DESCRIPTION OF THE TASK :: From the records below, copy every line that contains the word "name".

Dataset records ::
------------------------
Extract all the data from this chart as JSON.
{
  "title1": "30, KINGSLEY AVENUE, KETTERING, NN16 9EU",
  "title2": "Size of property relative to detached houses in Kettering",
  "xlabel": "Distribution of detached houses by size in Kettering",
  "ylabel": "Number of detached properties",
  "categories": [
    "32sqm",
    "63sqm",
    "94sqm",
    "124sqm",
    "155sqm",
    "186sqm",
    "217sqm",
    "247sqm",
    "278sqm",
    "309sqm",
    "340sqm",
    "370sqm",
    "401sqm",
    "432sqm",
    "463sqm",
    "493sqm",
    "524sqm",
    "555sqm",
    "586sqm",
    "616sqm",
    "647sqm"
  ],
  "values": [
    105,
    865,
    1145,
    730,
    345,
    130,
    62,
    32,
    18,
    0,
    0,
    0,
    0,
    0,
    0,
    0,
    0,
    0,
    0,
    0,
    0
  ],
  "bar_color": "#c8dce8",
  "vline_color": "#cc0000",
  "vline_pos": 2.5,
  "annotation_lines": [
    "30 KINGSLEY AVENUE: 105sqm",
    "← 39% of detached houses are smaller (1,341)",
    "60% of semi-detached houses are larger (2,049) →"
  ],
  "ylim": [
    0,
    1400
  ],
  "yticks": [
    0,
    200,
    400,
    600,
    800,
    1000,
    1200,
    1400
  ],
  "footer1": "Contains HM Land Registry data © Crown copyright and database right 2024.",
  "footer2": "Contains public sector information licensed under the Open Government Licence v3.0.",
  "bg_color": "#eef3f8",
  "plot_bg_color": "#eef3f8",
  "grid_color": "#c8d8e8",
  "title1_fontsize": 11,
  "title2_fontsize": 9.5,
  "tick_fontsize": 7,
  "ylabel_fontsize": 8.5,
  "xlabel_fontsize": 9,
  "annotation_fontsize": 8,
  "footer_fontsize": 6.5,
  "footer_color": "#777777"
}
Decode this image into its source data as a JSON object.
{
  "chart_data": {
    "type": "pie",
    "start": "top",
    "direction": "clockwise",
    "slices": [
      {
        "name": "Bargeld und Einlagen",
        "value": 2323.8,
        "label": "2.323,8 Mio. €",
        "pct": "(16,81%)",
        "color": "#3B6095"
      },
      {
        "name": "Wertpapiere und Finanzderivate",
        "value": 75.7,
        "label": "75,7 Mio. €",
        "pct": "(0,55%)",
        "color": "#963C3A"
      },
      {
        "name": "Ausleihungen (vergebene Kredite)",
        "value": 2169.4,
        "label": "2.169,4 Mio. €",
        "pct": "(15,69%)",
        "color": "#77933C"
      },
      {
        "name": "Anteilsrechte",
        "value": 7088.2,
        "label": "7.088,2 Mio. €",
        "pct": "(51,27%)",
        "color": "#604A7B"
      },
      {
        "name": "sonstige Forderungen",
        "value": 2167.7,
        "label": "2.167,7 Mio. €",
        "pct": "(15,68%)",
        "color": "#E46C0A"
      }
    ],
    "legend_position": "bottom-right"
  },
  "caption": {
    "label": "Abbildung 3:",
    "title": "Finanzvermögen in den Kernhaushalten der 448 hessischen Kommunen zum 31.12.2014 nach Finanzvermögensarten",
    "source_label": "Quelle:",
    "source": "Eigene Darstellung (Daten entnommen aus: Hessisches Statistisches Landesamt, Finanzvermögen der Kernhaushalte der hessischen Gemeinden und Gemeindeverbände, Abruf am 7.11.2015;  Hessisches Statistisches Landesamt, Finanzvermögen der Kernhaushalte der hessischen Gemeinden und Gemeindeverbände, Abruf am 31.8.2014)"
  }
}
------------------------
PROBLEM SOLUTION ::
        "name": "Bargeld und Einlagen",
        "name": "Wertpapiere und Finanzderivate",
        "name": "Ausleihungen (vergebene Kredite)",
        "name": "Anteilsrechte",
        "name": "sonstige Forderungen",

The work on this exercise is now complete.